任务目标:
把下面记录中从含有“bkz-suffix: ) (253, 168, 263, 198)”的那一行起、一直到记录末尾的各行照原样重新写出，首尾两行都要包括在内。

数据部分:
* * *
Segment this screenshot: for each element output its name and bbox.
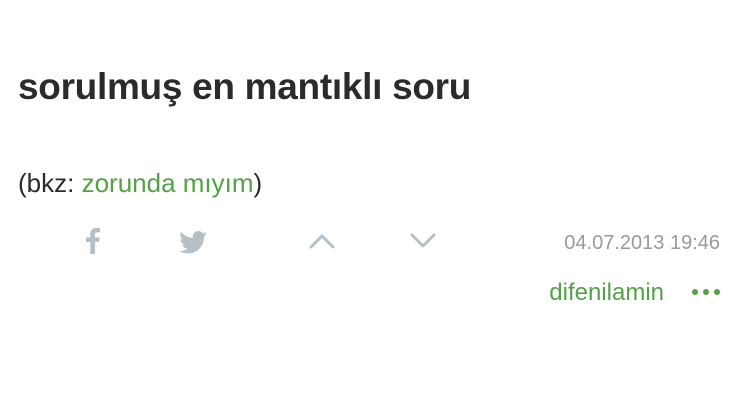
bkz-suffix: ) (253, 168, 263, 198)
more-options-icon (714, 289, 720, 295)
bkz-link[interactable]: zorunda mıyım (82, 168, 254, 198)
chevron-up-icon (309, 234, 335, 249)
twitter-share-button[interactable] (178, 229, 208, 255)
upvote-button[interactable] (308, 230, 336, 252)
twitter-icon (179, 230, 207, 253)
facebook-share-button[interactable] (80, 228, 106, 254)
entry-date[interactable]: 04.07.2013 19:46 (564, 232, 720, 255)
facebook-icon (86, 228, 100, 254)
more-options-icon (703, 289, 709, 295)
entry-title[interactable]: sorulmuş en mantıklı soru (18, 66, 471, 108)
entry-content: (bkz: zorunda mıyım) (18, 168, 262, 199)
entry-author[interactable]: difenilamin (549, 279, 664, 307)
chevron-down-icon (410, 233, 436, 248)
downvote-button[interactable] (409, 230, 437, 252)
more-options-button[interactable] (692, 285, 720, 299)
more-options-icon (692, 289, 698, 295)
bkz-prefix: (bkz: (18, 168, 82, 198)
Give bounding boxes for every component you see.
* * *
完整回答:
bkz-suffix: ) (253, 168, 263, 198)
more-options-icon (714, 289, 720, 295)
bkz-link[interactable]: zorunda mıyım (82, 168, 254, 198)
chevron-up-icon (309, 234, 335, 249)
twitter-share-button[interactable] (178, 229, 208, 255)
upvote-button[interactable] (308, 230, 336, 252)
twitter-icon (179, 230, 207, 253)
facebook-share-button[interactable] (80, 228, 106, 254)
entry-date[interactable]: 04.07.2013 19:46 (564, 232, 720, 255)
facebook-icon (86, 228, 100, 254)
more-options-icon (703, 289, 709, 295)
entry-title[interactable]: sorulmuş en mantıklı soru (18, 66, 471, 108)
entry-content: (bkz: zorunda mıyım) (18, 168, 262, 199)
entry-author[interactable]: difenilamin (549, 279, 664, 307)
chevron-down-icon (410, 233, 436, 248)
downvote-button[interactable] (409, 230, 437, 252)
more-options-button[interactable] (692, 285, 720, 299)
more-options-icon (692, 289, 698, 295)
bkz-prefix: (bkz: (18, 168, 82, 198)
Give bounding boxes for every component you see.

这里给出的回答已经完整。